** start TEXT TO READ **

# PhoWhisper Model Evaluation - Google Colab Standalone

This notebook evaluates **5 PhoWhisper models** on Vietnamese datasets.

## Models Evaluated:
- vinai/PhoWhisper-tiny
- vinai/PhoWhisper-base
- vinai/PhoWhisper-small
- vinai/PhoWhisper-medium
- vinai/PhoWhisper-large

## Features:
- Complete standalone execution (no external files needed)
- Downloads datasets from HuggingFace automatically
- Calculates comprehensive metrics (WER, CER, MER, WIL, WIP, SER, RTF)
- Generates visualizations
- Exports results as CSV for cross-model comparison

**Runtime**: GPU recommended (T4 or better)

## Step 1: Install Dependencies

In [None]:
print('[SETUP] Installing required packages...')
!pip install -q transformers==4.57.1 torch torchcodec torchaudio librosa soundfile jiwer datasets accelerate pandas matplotlib seaborn scipy tqdm
print('[OK] All packages installed successfully!')

# Check GPU availability
import torch
print(f'\n[INFO] CUDA available: {torch.cuda.is_available()}')
if torch.cuda.is_available():
    print(f'[INFO] GPU: {torch.cuda.get_device_name(0)}')
else:
    print('[WARNING] Running on CPU - evaluation will be slower')

[SETUP] Installing required packages...
[OK] All packages installed successfully!

[INFO] CUDA available: True
[INFO] GPU: NVIDIA GeForce RTX 3050 Laptop GPU


## Step 2: Embedded Helper Functions

All necessary code from the Vietnamese ASR framework is embedded below:

In [2]:
# Embedded Vietnamese ASR Evaluation Code
# This cell contains all necessary functions from src/ modules

import time
import warnings
import numpy as np
import pandas as pd
from pathlib import Path
from dataclasses import dataclass
from typing import List, Dict, Optional
from tqdm.auto import tqdm

warnings.filterwarnings('ignore')

** end TEXT TO READ **
** start RAW DATA **

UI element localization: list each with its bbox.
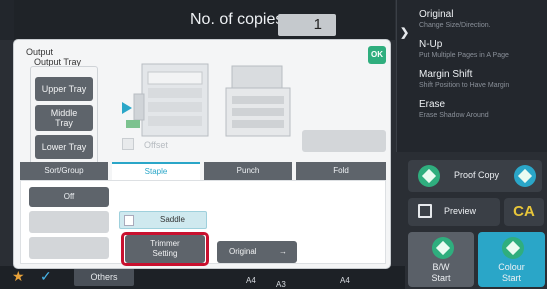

** end RAW DATA **

- **TO DO**
- a) Based on the PhoWhisper notebook above, decide whether each statement agrees with the text. Answer yes or no, and quote the deciding words. (i) The notebook needs external files in order to run. (ii) Results are exported as CSV. (iii) The datasets must be downloaded manually before the evaluation starts.
- b) Translate this sentence from the PhoWhisper notebook into Spanish: "This notebook evaluates 5 PhoWhisper models on Vietnamese datasets."

- **REPLIES**
- a)
(i) No: "Complete standalone execution (no external files needed)"
(ii) Yes: "Exports results as CSV for cross-model comparison"
(iii) No: "Downloads datasets from HuggingFace automatically"

- b) Este cuaderno evalúa 5 modelos PhoWhisper en conjuntos de datos vietnamitas.